Recorded data:
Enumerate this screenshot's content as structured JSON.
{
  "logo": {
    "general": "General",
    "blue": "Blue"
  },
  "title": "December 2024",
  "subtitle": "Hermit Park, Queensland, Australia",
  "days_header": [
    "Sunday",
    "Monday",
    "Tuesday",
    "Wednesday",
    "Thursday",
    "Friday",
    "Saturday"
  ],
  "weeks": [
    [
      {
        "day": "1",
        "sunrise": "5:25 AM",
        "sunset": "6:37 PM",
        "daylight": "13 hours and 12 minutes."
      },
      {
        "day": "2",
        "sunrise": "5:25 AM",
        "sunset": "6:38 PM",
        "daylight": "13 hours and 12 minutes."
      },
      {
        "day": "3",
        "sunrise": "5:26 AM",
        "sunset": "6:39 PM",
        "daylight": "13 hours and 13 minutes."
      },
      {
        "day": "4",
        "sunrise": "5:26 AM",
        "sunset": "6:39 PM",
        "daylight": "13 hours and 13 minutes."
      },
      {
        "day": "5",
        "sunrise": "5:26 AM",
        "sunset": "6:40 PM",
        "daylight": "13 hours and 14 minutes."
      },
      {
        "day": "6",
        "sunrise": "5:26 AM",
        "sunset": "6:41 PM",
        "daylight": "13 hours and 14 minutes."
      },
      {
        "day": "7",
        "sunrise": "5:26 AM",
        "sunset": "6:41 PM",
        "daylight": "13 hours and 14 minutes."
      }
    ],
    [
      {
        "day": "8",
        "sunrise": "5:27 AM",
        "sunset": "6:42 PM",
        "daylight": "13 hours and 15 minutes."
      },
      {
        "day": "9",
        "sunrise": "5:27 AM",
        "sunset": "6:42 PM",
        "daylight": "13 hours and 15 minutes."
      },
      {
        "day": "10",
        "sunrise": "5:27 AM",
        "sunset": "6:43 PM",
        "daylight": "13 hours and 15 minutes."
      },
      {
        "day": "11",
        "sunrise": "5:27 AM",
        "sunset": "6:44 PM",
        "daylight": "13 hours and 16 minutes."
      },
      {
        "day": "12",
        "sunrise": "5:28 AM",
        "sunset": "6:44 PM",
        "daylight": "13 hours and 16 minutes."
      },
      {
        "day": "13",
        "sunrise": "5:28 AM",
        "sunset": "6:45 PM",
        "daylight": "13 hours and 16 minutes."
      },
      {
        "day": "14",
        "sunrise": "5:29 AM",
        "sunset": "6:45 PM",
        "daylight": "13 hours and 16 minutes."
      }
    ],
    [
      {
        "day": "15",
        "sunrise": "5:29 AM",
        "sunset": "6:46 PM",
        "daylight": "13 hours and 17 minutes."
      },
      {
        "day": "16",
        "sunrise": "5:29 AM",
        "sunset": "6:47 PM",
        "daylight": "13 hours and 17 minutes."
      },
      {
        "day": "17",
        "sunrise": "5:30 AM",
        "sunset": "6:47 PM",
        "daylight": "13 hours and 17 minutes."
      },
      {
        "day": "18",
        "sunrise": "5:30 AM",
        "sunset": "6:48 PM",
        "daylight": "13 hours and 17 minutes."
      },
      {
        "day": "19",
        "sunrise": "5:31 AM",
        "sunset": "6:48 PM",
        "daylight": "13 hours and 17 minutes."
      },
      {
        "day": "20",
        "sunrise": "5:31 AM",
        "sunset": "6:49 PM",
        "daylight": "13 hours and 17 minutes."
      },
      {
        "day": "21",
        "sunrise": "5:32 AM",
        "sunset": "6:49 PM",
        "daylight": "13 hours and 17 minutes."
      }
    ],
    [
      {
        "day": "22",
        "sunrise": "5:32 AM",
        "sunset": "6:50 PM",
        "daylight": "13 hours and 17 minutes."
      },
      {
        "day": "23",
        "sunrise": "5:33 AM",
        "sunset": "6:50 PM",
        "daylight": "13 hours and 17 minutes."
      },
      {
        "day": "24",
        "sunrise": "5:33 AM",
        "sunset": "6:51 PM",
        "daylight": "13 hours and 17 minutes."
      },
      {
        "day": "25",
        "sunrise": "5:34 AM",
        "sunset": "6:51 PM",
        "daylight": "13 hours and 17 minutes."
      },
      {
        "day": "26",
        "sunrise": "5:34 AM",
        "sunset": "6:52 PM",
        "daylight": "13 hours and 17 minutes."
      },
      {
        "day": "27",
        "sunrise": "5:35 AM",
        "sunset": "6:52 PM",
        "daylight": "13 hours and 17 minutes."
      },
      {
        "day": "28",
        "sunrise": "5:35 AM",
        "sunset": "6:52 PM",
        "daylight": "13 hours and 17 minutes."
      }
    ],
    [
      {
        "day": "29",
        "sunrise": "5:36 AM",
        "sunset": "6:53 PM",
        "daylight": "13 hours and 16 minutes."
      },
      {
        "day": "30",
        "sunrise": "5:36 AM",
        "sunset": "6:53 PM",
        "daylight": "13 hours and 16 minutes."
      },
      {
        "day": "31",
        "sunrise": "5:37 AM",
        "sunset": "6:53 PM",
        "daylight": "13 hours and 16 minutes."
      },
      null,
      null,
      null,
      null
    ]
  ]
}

→ Task directions: Produce an exact copy of the whole listing.

→ Solution for this problem:
Enumerate this screenshot's content as structured JSON.
{
  "logo": {
    "general": "General",
    "blue": "Blue"
  },
  "title": "December 2024",
  "subtitle": "Hermit Park, Queensland, Australia",
  "days_header": [
    "Sunday",
    "Monday",
    "Tuesday",
    "Wednesday",
    "Thursday",
    "Friday",
    "Saturday"
  ],
  "weeks": [
    [
      {
        "day": "1",
        "sunrise": "5:25 AM",
        "sunset": "6:37 PM",
        "daylight": "13 hours and 12 minutes."
      },
      {
        "day": "2",
        "sunrise": "5:25 AM",
        "sunset": "6:38 PM",
        "daylight": "13 hours and 12 minutes."
      },
      {
        "day": "3",
        "sunrise": "5:26 AM",
        "sunset": "6:39 PM",
        "daylight": "13 hours and 13 minutes."
      },
      {
        "day": "4",
        "sunrise": "5:26 AM",
        "sunset": "6:39 PM",
        "daylight": "13 hours and 13 minutes."
      },
      {
        "day": "5",
        "sunrise": "5:26 AM",
        "sunset": "6:40 PM",
        "daylight": "13 hours and 14 minutes."
      },
      {
        "day": "6",
        "sunrise": "5:26 AM",
        "sunset": "6:41 PM",
        "daylight": "13 hours and 14 minutes."
      },
      {
        "day": "7",
        "sunrise": "5:26 AM",
        "sunset": "6:41 PM",
        "daylight": "13 hours and 14 minutes."
      }
    ],
    [
      {
        "day": "8",
        "sunrise": "5:27 AM",
        "sunset": "6:42 PM",
        "daylight": "13 hours and 15 minutes."
      },
      {
        "day": "9",
        "sunrise": "5:27 AM",
        "sunset": "6:42 PM",
        "daylight": "13 hours and 15 minutes."
      },
      {
        "day": "10",
        "sunrise": "5:27 AM",
        "sunset": "6:43 PM",
        "daylight": "13 hours and 15 minutes."
      },
      {
        "day": "11",
        "sunrise": "5:27 AM",
        "sunset": "6:44 PM",
        "daylight": "13 hours and 16 minutes."
      },
      {
        "day": "12",
        "sunrise": "5:28 AM",
        "sunset": "6:44 PM",
        "daylight": "13 hours and 16 minutes."
      },
      {
        "day": "13",
        "sunrise": "5:28 AM",
        "sunset": "6:45 PM",
        "daylight": "13 hours and 16 minutes."
      },
      {
        "day": "14",
        "sunrise": "5:29 AM",
        "sunset": "6:45 PM",
        "daylight": "13 hours and 16 minutes."
      }
    ],
    [
      {
        "day": "15",
        "sunrise": "5:29 AM",
        "sunset": "6:46 PM",
        "daylight": "13 hours and 17 minutes."
      },
      {
        "day": "16",
        "sunrise": "5:29 AM",
        "sunset": "6:47 PM",
        "daylight": "13 hours and 17 minutes."
      },
      {
        "day": "17",
        "sunrise": "5:30 AM",
        "sunset": "6:47 PM",
        "daylight": "13 hours and 17 minutes."
      },
      {
        "day": "18",
        "sunrise": "5:30 AM",
        "sunset": "6:48 PM",
        "daylight": "13 hours and 17 minutes."
      },
      {
        "day": "19",
        "sunrise": "5:31 AM",
        "sunset": "6:48 PM",
        "daylight": "13 hours and 17 minutes."
      },
      {
        "day": "20",
        "sunrise": "5:31 AM",
        "sunset": "6:49 PM",
        "daylight": "13 hours and 17 minutes."
      },
      {
        "day": "21",
        "sunrise": "5:32 AM",
        "sunset": "6:49 PM",
        "daylight": "13 hours and 17 minutes."
      }
    ],
    [
      {
        "day": "22",
        "sunrise": "5:32 AM",
        "sunset": "6:50 PM",
        "daylight": "13 hours and 17 minutes."
      },
      {
        "day": "23",
        "sunrise": "5:33 AM",
        "sunset": "6:50 PM",
        "daylight": "13 hours and 17 minutes."
      },
      {
        "day": "24",
        "sunrise": "5:33 AM",
        "sunset": "6:51 PM",
        "daylight": "13 hours and 17 minutes."
      },
      {
        "day": "25",
        "sunrise": "5:34 AM",
        "sunset": "6:51 PM",
        "daylight": "13 hours and 17 minutes."
      },
      {
        "day": "26",
        "sunrise": "5:34 AM",
        "sunset": "6:52 PM",
        "daylight": "13 hours and 17 minutes."
      },
      {
        "day": "27",
        "sunrise": "5:35 AM",
        "sunset": "6:52 PM",
        "daylight": "13 hours and 17 minutes."
      },
      {
        "day": "28",
        "sunrise": "5:35 AM",
        "sunset": "6:52 PM",
        "daylight": "13 hours and 17 minutes."
      }
    ],
    [
      {
        "day": "29",
        "sunrise": "5:36 AM",
        "sunset": "6:53 PM",
        "daylight": "13 hours and 16 minutes."
      },
      {
        "day": "30",
        "sunrise": "5:36 AM",
        "sunset": "6:53 PM",
        "daylight": "13 hours and 16 minutes."
      },
      {
        "day": "31",
        "sunrise": "5:37 AM",
        "sunset": "6:53 PM",
        "daylight": "13 hours and 16 minutes."
      },
      null,
      null,
      null,
      null
    ]
  ]
}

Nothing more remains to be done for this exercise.